Given exercise
How many lines of the material below contain the string "vehicle"? Answer with the number and nothing else.

** begin Extracted material **

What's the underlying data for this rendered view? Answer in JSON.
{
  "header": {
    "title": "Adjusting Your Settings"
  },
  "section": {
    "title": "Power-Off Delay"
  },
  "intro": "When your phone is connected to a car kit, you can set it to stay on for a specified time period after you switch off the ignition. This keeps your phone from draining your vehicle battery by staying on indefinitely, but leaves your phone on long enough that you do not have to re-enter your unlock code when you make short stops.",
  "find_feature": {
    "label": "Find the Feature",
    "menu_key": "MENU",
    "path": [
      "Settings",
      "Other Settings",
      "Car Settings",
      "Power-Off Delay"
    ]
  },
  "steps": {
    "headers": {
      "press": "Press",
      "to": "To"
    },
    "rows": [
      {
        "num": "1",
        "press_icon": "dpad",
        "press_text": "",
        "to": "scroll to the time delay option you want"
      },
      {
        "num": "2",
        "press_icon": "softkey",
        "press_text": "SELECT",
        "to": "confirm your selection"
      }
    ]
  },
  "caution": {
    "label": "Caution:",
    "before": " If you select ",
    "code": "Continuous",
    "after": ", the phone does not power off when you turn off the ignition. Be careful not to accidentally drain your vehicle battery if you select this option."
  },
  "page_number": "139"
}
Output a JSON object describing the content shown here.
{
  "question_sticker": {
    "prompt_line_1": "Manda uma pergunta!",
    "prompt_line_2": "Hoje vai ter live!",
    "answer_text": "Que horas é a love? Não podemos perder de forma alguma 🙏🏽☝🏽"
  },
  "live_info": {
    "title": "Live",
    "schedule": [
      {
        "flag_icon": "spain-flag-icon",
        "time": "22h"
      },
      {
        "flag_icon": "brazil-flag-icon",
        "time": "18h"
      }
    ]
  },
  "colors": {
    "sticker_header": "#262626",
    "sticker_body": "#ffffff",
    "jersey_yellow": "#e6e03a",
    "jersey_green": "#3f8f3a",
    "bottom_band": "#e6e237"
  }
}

** end Extracted material **

Reply
2